Repeat every line of the listing below exactly, minus the pictures.
◇ ◇ ◇ ◇ ◇ ◇ ◇
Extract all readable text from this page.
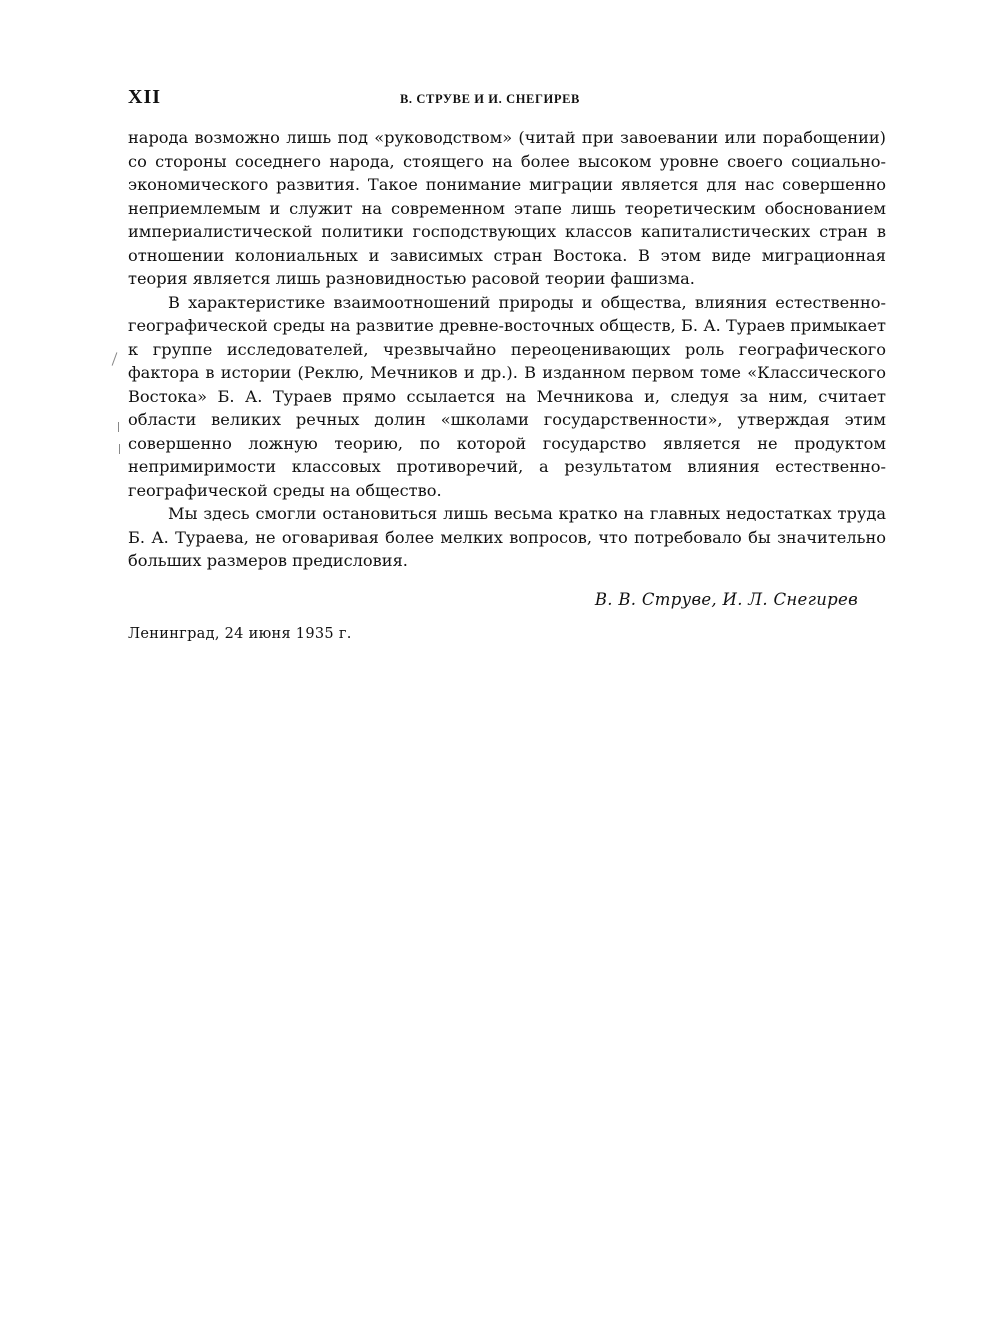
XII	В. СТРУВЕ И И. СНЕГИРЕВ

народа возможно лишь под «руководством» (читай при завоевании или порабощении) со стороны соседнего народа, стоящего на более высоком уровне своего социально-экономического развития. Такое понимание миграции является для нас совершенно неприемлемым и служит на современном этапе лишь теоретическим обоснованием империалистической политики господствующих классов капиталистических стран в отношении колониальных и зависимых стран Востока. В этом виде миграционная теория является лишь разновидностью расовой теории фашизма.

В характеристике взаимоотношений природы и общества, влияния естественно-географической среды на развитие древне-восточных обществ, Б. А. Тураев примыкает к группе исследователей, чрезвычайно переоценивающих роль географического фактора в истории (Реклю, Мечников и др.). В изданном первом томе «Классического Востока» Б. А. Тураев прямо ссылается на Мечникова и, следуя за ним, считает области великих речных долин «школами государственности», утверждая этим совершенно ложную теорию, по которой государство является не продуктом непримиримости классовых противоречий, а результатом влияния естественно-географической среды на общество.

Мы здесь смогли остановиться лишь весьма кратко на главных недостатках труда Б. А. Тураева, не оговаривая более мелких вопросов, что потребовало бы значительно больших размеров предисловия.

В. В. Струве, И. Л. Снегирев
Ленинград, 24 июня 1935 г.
◇ ◇ ◇ ◇ ◇ ◇ ◇
COMPLETE ANSWER:
Extract all readable text from this page.
XII	В. СТРУВЕ И И. СНЕГИРЕВ

народа возможно лишь под «руководством» (читай при завоевании или порабощении) со стороны соседнего народа, стоящего на более высоком уровне своего социально-экономического развития. Такое понимание миграции является для нас совершенно неприемлемым и служит на современном этапе лишь теоретическим обоснованием империалистической политики господствующих классов капиталистических стран в отношении колониальных и зависимых стран Востока. В этом виде миграционная теория является лишь разновидностью расовой теории фашизма.

В характеристике взаимоотношений природы и общества, влияния естественно-географической среды на развитие древне-восточных обществ, Б. А. Тураев примыкает к группе исследователей, чрезвычайно переоценивающих роль географического фактора в истории (Реклю, Мечников и др.). В изданном первом томе «Классического Востока» Б. А. Тураев прямо ссылается на Мечникова и, следуя за ним, считает области великих речных долин «школами государственности», утверждая этим совершенно ложную теорию, по которой государство является не продуктом непримиримости классовых противоречий, а результатом влияния естественно-географической среды на общество.

Мы здесь смогли остановиться лишь весьма кратко на главных недостатках труда Б. А. Тураева, не оговаривая более мелких вопросов, что потребовало бы значительно больших размеров предисловия.

В. В. Струве, И. Л. Снегирев
Ленинград, 24 июня 1935 г.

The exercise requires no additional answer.